- **Problem**:
Examine the records and identify each line that includes the string "Landscape". Copy those lines.

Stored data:

● ● ● ●

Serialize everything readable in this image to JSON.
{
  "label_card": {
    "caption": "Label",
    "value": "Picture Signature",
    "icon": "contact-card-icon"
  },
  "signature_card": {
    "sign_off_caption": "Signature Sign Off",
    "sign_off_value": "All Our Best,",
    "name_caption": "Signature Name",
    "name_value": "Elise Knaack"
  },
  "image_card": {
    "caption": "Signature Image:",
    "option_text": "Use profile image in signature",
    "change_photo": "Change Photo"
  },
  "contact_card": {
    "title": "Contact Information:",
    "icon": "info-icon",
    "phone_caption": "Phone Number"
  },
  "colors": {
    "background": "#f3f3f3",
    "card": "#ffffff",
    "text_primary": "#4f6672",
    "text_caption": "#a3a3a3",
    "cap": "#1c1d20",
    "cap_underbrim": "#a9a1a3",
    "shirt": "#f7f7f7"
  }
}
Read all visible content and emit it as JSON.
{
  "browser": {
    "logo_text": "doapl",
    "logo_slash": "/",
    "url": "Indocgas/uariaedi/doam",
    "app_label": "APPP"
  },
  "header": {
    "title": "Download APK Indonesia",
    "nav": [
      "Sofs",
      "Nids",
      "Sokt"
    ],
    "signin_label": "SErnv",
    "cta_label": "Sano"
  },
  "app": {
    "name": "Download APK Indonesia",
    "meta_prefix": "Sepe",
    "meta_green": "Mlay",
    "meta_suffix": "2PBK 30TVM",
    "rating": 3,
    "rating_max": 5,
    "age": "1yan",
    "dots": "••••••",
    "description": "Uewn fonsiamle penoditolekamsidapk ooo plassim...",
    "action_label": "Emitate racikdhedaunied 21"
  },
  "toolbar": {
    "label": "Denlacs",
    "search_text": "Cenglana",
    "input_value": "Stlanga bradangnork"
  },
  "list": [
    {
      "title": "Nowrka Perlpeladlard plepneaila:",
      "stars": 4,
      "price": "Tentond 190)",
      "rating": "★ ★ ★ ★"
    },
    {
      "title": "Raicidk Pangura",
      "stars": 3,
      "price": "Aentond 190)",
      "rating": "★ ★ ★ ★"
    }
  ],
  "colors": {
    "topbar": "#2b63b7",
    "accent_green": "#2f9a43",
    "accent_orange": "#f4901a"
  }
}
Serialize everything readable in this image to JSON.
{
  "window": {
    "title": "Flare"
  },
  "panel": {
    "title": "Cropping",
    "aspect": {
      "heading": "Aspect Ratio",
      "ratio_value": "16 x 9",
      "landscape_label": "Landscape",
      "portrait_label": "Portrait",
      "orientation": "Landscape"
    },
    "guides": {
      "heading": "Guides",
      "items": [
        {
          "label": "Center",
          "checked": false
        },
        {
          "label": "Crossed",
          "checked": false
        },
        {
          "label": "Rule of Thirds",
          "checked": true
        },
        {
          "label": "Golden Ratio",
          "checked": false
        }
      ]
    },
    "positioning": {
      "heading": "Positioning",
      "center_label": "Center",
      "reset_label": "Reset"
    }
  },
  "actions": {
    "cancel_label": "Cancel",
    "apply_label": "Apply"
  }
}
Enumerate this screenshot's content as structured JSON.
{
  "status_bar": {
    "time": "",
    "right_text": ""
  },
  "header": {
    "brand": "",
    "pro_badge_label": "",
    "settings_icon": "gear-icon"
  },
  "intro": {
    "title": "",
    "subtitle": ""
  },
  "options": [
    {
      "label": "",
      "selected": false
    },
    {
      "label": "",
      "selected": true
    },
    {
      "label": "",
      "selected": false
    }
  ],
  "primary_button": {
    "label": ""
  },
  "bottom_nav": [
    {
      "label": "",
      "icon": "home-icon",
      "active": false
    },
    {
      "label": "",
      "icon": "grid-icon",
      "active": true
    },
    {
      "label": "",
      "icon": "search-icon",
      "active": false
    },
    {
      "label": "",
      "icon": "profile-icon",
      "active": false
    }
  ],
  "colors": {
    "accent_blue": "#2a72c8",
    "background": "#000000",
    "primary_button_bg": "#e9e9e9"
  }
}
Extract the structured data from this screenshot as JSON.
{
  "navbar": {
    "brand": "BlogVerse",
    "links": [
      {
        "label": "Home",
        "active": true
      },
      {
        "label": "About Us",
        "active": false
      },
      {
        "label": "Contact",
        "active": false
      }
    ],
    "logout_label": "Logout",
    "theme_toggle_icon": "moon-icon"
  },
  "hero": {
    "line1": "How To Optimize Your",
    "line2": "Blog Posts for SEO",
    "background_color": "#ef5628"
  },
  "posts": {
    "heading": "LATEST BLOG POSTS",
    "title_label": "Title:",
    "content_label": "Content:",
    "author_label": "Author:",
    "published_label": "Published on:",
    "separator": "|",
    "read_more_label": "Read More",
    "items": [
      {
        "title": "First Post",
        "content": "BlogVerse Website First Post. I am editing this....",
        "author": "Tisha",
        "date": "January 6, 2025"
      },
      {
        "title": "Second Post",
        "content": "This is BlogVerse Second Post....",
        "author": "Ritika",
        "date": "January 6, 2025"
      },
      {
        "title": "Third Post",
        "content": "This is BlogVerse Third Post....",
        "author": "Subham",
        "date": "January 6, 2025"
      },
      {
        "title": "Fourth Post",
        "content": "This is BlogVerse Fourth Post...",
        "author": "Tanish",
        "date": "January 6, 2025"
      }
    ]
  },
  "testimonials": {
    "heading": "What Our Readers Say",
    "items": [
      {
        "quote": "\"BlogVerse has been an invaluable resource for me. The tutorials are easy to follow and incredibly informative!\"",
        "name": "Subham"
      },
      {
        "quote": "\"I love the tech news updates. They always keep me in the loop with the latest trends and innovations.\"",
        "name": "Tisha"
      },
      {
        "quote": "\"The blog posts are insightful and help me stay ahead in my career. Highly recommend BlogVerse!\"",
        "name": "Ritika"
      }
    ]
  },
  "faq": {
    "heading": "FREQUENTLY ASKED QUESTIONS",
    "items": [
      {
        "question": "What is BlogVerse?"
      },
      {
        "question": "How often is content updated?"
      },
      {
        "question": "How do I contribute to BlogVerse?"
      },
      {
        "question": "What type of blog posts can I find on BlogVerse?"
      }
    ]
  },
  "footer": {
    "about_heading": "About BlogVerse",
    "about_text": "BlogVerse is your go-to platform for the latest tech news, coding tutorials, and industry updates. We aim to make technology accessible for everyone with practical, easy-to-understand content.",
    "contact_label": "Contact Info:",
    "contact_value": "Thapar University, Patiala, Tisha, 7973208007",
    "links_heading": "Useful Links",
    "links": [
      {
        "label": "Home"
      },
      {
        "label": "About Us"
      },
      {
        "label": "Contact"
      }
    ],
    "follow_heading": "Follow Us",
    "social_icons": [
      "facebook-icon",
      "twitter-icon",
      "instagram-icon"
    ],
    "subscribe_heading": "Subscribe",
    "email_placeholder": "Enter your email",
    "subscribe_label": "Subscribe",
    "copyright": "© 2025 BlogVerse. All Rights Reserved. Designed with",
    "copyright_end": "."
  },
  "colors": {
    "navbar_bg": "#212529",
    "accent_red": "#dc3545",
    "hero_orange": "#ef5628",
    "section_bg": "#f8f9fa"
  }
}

● ● ● ●

- **Result of the task**:
      "landscape_label": "Landscape",
      "orientation": "Landscape"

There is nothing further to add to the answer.